Wherever a line holds the string "could", copy that line.
****
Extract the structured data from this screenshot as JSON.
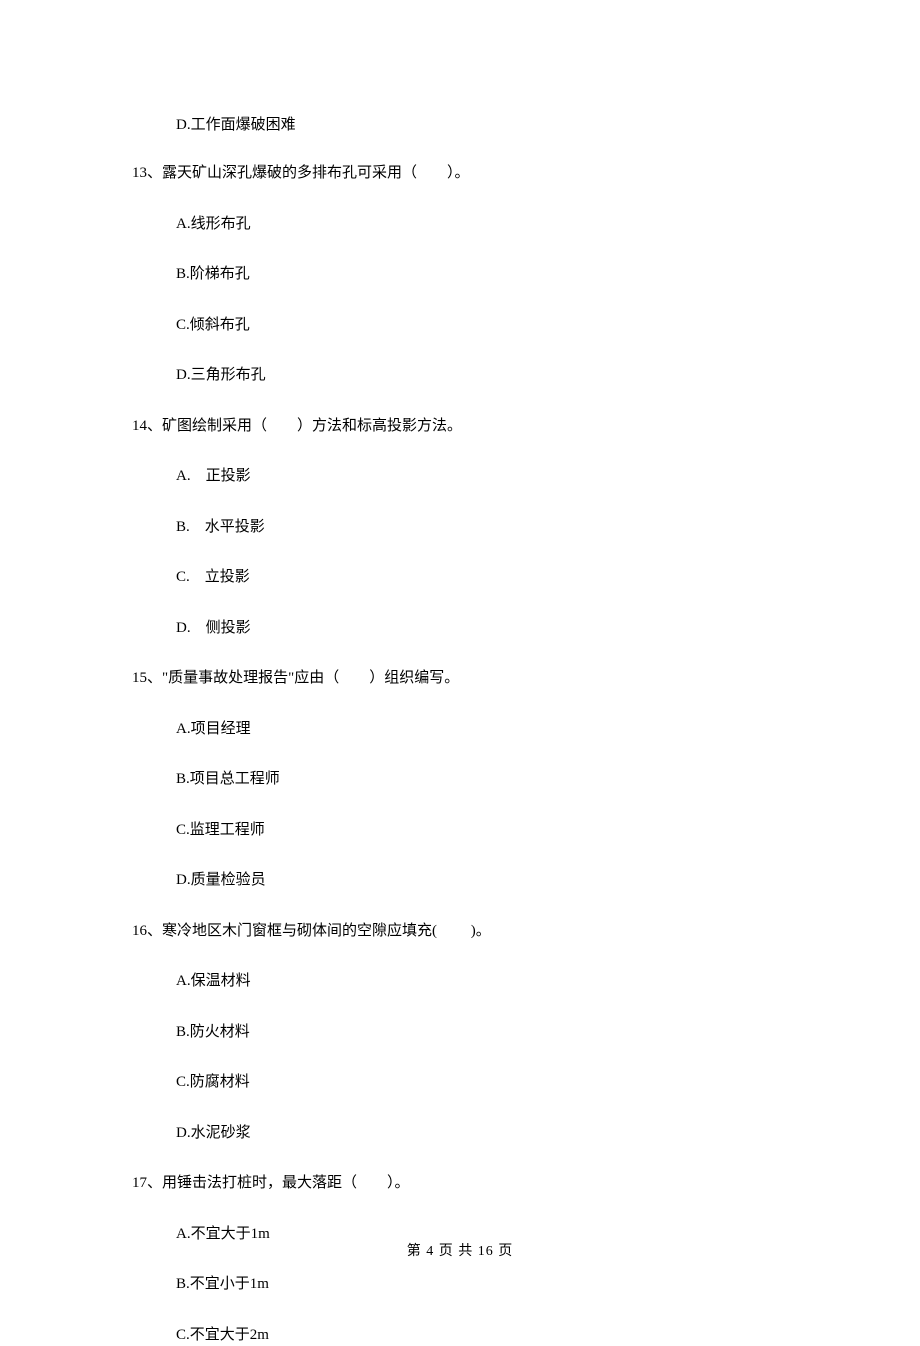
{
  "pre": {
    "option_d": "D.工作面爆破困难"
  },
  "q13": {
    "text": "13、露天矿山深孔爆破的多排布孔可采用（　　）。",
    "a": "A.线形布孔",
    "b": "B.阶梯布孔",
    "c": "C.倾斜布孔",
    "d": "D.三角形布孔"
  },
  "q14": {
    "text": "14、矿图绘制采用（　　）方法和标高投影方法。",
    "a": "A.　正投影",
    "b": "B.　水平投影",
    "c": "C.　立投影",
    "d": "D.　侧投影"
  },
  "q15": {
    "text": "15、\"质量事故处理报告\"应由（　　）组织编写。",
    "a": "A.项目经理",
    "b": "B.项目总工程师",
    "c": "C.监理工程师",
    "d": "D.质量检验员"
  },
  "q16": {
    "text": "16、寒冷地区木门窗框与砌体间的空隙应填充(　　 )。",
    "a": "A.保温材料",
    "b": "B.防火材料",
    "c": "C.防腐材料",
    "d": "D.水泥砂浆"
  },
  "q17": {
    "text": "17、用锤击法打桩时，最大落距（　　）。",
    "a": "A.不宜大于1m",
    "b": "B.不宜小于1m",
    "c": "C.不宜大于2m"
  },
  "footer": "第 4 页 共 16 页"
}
****
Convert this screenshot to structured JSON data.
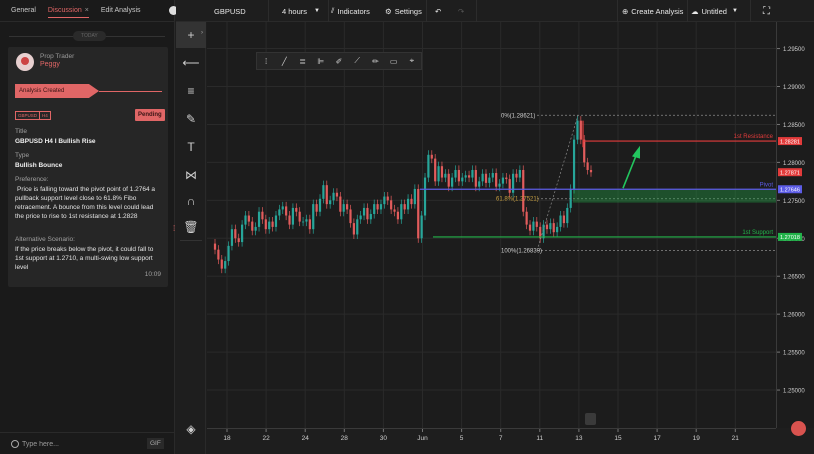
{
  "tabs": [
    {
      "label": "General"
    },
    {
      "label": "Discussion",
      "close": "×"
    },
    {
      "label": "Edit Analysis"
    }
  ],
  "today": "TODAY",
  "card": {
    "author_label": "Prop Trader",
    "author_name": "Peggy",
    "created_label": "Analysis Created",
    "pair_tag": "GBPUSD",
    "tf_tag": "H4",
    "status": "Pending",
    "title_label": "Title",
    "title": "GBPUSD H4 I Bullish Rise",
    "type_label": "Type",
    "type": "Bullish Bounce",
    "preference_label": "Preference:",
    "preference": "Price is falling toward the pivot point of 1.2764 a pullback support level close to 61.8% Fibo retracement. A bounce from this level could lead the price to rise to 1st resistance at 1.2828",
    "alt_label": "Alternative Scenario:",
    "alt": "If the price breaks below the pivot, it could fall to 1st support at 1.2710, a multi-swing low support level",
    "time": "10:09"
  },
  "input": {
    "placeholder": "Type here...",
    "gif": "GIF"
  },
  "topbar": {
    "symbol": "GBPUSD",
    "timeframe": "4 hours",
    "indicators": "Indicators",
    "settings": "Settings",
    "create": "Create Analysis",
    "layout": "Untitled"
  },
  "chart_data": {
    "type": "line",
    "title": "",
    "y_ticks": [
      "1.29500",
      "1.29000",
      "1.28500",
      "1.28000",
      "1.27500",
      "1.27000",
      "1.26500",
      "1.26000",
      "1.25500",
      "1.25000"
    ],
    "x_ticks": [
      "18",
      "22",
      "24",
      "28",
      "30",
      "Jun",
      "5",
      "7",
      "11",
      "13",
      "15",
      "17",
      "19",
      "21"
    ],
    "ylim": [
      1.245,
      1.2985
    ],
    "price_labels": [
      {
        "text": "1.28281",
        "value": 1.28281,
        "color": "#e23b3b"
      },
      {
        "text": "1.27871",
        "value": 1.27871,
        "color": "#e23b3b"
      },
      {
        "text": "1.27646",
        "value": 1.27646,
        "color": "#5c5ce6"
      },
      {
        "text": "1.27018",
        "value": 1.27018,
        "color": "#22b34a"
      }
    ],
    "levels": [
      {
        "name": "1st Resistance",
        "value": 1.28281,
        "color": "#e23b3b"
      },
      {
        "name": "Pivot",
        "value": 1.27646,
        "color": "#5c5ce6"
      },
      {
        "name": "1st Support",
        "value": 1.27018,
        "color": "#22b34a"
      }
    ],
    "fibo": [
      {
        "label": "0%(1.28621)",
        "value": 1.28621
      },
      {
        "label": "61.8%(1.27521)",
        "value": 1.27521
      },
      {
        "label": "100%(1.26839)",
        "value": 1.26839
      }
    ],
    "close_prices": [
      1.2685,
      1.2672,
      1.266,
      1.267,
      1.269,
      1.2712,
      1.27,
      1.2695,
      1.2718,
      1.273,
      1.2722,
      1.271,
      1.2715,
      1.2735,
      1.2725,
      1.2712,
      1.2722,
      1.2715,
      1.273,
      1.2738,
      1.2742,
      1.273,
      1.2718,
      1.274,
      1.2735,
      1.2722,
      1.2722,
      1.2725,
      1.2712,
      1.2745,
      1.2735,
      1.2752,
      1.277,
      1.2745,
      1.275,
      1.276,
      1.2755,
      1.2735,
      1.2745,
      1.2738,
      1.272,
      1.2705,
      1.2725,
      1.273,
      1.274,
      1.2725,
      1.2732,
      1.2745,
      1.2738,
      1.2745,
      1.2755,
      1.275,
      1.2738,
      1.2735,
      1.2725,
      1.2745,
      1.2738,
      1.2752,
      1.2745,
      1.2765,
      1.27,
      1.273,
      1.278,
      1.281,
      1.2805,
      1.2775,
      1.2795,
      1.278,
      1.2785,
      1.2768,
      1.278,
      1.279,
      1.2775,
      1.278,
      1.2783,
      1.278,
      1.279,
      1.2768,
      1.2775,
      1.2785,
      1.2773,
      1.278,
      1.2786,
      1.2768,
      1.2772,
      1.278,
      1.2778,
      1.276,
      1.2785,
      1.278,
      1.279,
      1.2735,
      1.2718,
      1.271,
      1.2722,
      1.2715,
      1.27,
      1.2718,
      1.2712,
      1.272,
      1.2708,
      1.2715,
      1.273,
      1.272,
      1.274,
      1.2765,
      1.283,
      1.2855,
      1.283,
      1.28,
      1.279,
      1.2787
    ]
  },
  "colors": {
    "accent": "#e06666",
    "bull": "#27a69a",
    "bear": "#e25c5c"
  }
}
****
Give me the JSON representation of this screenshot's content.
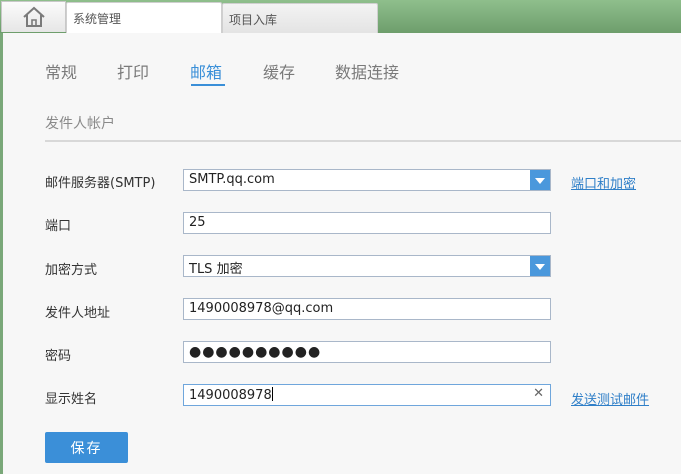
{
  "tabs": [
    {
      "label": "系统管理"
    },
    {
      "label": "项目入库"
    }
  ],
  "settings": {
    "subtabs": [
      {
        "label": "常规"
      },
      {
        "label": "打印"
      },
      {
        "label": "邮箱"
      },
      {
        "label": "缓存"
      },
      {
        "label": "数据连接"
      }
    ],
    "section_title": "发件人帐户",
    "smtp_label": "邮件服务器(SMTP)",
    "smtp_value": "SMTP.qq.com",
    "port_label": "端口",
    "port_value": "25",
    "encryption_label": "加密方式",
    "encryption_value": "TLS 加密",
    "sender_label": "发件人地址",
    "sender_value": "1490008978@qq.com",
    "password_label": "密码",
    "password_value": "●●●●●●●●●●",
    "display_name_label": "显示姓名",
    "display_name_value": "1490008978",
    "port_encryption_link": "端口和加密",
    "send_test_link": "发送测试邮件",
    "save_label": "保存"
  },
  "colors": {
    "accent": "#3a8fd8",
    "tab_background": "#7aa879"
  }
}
****
#### [Output below]
    "preference": "Price is falling toward the pivot point of 1.2764 a pullback support level close to 61.8% Fibo retracement. A bounce from this level could lead the price to rise to 1st resistance at 1.2828",
    "alt": "If the price breaks below the pivot, it could fall to 1st support at 1.2710, a multi-swing low support level",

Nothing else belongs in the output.